- **DATASET ROWS**:
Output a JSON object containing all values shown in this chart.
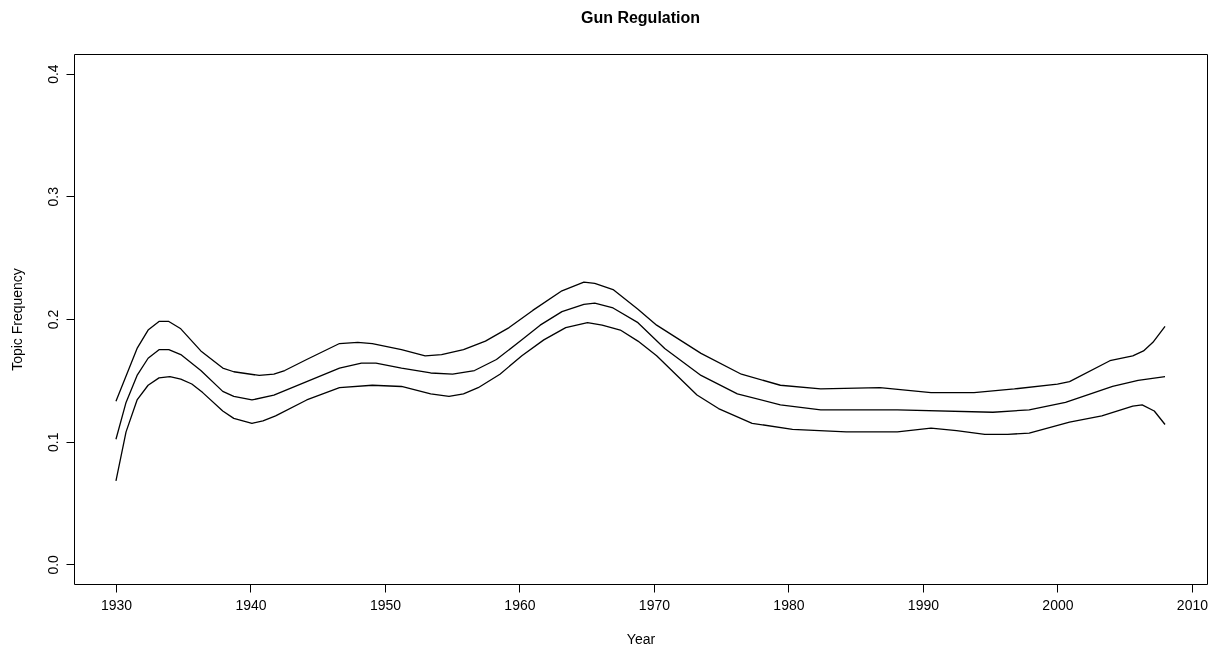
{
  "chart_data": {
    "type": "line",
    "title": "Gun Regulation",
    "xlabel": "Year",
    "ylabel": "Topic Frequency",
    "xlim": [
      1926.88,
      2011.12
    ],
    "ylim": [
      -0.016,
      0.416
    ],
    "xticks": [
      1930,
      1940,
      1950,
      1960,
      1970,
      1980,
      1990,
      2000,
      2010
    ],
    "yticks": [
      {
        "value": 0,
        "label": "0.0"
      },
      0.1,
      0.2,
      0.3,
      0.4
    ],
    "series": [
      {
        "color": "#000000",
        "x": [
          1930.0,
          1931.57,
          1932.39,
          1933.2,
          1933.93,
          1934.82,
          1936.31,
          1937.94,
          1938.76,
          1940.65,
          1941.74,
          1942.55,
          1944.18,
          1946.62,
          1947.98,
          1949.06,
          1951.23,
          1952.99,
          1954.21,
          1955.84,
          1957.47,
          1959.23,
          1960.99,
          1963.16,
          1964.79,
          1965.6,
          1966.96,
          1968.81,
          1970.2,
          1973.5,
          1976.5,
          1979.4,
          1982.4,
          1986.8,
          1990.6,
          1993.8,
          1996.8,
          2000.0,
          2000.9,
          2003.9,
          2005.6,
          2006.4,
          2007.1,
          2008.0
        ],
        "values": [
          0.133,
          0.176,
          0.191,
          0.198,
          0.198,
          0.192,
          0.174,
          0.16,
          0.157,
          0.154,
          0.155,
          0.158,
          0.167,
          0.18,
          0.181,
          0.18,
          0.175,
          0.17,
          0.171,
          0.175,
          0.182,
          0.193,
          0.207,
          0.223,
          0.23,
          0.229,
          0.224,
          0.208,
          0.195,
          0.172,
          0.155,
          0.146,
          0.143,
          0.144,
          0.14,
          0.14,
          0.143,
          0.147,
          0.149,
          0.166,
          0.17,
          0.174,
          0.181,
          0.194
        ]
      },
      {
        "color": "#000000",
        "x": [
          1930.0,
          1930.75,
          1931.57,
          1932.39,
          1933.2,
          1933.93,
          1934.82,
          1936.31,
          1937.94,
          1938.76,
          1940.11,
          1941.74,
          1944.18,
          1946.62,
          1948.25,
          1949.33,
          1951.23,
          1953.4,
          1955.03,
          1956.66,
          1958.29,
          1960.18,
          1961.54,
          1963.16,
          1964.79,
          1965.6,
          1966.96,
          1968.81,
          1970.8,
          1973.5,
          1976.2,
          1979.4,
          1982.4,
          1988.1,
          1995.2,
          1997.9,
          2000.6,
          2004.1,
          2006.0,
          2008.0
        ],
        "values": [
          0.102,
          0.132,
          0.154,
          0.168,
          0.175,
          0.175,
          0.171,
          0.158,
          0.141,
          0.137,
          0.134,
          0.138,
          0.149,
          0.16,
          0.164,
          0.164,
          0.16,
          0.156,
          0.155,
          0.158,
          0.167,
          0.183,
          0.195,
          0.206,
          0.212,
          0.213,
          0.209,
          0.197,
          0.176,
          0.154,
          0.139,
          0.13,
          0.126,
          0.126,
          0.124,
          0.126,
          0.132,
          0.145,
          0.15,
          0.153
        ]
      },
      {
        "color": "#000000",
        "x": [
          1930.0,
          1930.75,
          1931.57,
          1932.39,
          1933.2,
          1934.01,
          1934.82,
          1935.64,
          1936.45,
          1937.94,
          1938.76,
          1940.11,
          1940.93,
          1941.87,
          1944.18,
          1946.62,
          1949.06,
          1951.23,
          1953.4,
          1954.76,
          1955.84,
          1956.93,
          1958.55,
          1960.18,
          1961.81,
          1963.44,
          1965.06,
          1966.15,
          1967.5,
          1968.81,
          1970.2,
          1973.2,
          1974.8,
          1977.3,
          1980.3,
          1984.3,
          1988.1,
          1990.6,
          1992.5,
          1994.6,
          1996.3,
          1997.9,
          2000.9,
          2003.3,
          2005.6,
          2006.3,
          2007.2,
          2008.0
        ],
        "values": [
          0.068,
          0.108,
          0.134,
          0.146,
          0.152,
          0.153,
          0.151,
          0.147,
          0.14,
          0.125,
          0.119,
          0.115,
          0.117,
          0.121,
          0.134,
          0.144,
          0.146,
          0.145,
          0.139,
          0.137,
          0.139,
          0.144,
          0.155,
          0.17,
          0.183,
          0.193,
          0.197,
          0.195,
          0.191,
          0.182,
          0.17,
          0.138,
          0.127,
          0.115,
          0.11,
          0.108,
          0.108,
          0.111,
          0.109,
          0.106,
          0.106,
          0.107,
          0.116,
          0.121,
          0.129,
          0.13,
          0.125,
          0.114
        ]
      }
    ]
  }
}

--

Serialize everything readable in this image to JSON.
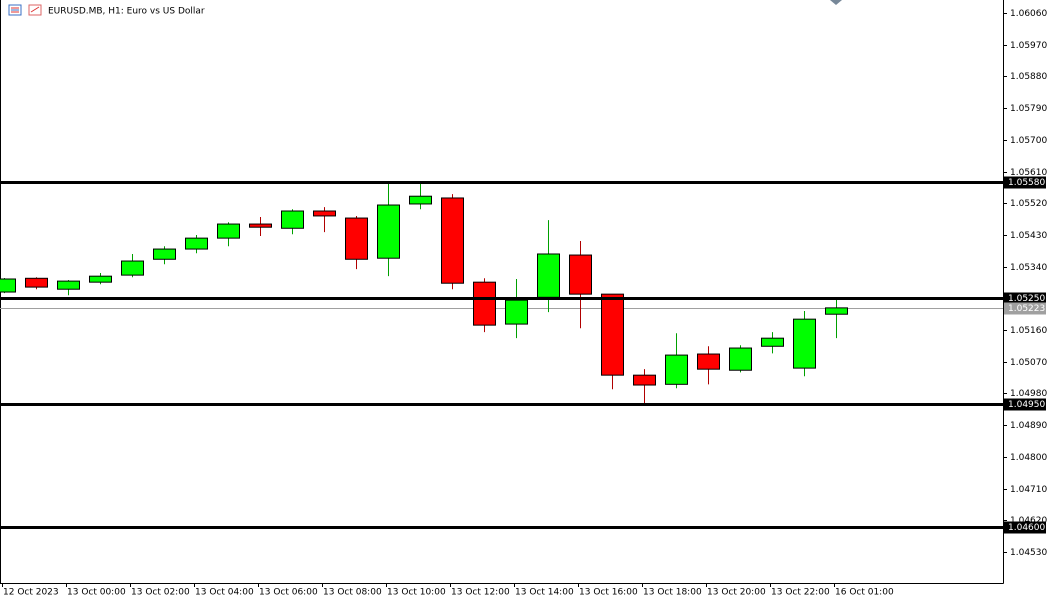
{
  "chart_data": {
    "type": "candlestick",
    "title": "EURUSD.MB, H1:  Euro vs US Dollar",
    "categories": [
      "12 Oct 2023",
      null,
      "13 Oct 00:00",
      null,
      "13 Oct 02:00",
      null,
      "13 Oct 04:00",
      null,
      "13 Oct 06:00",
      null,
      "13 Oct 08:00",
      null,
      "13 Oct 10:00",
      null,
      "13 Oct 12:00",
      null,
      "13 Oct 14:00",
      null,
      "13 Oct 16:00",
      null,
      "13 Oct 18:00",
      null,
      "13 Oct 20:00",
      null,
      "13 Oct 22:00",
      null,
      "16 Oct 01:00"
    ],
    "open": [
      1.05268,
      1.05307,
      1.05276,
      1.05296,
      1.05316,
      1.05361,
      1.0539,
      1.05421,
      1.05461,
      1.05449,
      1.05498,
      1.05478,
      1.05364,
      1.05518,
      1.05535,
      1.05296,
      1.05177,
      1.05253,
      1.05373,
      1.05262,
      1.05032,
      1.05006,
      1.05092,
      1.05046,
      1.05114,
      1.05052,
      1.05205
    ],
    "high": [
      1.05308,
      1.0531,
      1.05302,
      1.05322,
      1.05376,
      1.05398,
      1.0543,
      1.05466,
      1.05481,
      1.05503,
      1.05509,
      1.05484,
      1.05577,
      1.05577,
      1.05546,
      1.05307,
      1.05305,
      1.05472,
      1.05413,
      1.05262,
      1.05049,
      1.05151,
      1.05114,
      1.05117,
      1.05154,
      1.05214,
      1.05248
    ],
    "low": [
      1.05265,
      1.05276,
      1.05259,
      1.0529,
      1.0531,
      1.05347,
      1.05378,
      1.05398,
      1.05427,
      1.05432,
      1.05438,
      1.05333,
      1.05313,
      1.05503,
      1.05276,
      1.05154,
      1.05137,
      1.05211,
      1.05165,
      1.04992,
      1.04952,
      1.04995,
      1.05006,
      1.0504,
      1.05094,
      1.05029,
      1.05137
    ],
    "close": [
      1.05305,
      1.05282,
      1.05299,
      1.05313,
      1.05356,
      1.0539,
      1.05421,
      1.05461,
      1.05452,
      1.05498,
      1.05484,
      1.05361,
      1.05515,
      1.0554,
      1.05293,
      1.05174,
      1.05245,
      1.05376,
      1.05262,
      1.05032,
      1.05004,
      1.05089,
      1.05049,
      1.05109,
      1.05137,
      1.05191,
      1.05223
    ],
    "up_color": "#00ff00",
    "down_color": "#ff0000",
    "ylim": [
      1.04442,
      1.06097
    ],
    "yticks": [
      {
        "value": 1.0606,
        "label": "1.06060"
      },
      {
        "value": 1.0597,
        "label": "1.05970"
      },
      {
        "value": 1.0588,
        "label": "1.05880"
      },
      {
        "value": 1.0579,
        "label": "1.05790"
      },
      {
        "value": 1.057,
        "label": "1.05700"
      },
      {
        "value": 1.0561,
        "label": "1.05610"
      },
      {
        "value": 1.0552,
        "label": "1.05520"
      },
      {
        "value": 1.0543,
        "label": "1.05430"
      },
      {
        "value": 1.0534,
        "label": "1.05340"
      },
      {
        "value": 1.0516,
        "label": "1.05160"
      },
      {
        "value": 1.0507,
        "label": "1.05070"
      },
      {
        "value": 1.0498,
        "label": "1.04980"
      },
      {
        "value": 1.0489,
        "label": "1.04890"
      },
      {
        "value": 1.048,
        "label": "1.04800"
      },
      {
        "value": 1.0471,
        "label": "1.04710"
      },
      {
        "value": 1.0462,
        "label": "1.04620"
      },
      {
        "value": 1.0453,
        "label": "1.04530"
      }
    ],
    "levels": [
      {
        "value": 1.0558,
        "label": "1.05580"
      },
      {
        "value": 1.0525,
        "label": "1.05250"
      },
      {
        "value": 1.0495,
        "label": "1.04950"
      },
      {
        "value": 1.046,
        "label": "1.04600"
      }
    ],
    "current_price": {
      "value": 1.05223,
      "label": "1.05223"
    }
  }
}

- **REQUIREMENT**: Extract from the data every line where "JSON" shows up.

- **RESULT BELOW**:
Output a JSON object containing all values shown in this chart.
Serialize everything readable in this image to JSON.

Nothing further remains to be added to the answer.